◆ Exercise requirements
Count every line where "умови" shows up, and give that number only.

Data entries
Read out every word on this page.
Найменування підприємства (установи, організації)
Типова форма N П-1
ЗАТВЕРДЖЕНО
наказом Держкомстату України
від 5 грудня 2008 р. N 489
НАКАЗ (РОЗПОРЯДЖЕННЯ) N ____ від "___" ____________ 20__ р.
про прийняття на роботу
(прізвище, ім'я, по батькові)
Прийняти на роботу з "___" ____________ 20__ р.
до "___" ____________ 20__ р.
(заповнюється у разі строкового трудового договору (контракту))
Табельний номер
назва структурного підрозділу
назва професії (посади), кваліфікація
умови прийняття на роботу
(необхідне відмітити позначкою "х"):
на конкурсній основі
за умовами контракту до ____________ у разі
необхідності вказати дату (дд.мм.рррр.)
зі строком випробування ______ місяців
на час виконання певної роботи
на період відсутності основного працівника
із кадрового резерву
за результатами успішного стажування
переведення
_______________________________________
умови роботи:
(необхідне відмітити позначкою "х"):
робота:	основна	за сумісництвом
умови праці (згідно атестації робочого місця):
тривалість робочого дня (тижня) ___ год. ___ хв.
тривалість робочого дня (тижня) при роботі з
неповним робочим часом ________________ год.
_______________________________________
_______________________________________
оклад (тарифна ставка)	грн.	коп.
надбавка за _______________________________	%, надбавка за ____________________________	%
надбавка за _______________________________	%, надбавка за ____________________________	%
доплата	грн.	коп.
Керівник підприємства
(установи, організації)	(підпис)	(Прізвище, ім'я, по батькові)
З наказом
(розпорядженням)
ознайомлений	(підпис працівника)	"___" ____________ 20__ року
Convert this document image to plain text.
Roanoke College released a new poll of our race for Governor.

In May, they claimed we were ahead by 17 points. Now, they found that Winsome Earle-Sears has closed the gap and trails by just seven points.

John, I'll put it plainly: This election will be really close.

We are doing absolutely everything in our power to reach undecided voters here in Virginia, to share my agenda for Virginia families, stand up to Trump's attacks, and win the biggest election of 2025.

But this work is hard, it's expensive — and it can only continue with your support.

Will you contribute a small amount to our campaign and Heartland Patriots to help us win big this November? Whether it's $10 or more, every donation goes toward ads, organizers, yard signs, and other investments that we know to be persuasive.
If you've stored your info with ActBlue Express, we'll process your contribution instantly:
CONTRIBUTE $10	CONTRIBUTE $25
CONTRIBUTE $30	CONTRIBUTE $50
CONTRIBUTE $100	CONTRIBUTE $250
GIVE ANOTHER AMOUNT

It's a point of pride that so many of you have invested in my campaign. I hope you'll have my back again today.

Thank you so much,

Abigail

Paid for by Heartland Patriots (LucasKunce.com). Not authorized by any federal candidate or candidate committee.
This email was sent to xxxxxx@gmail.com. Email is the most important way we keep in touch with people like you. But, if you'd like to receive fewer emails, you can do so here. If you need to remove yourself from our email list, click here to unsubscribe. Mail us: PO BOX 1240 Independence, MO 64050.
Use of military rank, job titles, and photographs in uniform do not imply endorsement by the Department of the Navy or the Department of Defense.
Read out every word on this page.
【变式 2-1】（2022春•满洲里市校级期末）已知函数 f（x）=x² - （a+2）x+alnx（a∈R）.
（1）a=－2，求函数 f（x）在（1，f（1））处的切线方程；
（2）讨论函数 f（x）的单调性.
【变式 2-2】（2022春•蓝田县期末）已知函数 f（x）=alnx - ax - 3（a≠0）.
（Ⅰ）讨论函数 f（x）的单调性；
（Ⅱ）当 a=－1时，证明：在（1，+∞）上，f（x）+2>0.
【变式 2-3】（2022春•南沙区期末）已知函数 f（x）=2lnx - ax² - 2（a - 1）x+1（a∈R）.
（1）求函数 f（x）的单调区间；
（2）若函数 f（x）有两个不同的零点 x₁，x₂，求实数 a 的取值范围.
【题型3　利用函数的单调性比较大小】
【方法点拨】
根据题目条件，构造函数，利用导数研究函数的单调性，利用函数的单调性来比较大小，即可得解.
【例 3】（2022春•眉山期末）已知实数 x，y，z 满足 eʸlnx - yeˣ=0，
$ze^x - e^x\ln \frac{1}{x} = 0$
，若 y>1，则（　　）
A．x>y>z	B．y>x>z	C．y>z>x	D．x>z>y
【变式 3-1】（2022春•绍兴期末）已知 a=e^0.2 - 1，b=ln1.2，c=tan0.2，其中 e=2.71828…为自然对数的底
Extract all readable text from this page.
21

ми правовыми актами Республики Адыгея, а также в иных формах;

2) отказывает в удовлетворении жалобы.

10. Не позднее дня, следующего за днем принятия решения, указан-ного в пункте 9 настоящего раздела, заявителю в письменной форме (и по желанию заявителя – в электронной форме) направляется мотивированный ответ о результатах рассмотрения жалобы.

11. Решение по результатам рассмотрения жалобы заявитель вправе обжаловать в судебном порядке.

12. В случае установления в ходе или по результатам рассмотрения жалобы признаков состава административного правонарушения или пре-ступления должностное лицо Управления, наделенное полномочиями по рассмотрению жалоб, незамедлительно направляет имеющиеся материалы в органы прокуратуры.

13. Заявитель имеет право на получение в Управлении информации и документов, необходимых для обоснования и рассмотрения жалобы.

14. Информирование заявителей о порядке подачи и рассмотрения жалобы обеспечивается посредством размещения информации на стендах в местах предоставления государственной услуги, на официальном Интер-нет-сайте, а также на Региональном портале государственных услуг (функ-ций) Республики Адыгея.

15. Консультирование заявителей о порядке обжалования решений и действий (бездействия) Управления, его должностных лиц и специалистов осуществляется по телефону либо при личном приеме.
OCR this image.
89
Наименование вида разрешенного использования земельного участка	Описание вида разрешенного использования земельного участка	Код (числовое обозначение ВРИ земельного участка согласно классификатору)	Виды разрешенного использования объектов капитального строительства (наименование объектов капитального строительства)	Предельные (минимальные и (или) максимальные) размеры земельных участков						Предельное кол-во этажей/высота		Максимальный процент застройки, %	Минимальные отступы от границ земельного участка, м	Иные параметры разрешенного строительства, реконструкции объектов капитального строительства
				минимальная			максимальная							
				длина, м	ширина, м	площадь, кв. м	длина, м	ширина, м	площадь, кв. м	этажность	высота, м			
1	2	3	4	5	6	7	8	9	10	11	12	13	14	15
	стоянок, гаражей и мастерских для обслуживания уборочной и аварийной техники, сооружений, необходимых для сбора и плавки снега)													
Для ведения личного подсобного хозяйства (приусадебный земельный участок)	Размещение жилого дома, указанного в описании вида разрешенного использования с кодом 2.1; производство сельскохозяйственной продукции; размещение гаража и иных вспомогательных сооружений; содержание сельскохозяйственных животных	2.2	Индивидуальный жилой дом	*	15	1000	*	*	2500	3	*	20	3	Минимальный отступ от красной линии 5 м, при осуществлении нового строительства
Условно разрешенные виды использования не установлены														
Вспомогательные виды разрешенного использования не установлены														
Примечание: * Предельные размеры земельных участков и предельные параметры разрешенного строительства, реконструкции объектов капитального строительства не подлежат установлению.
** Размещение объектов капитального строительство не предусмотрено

◆ Result
3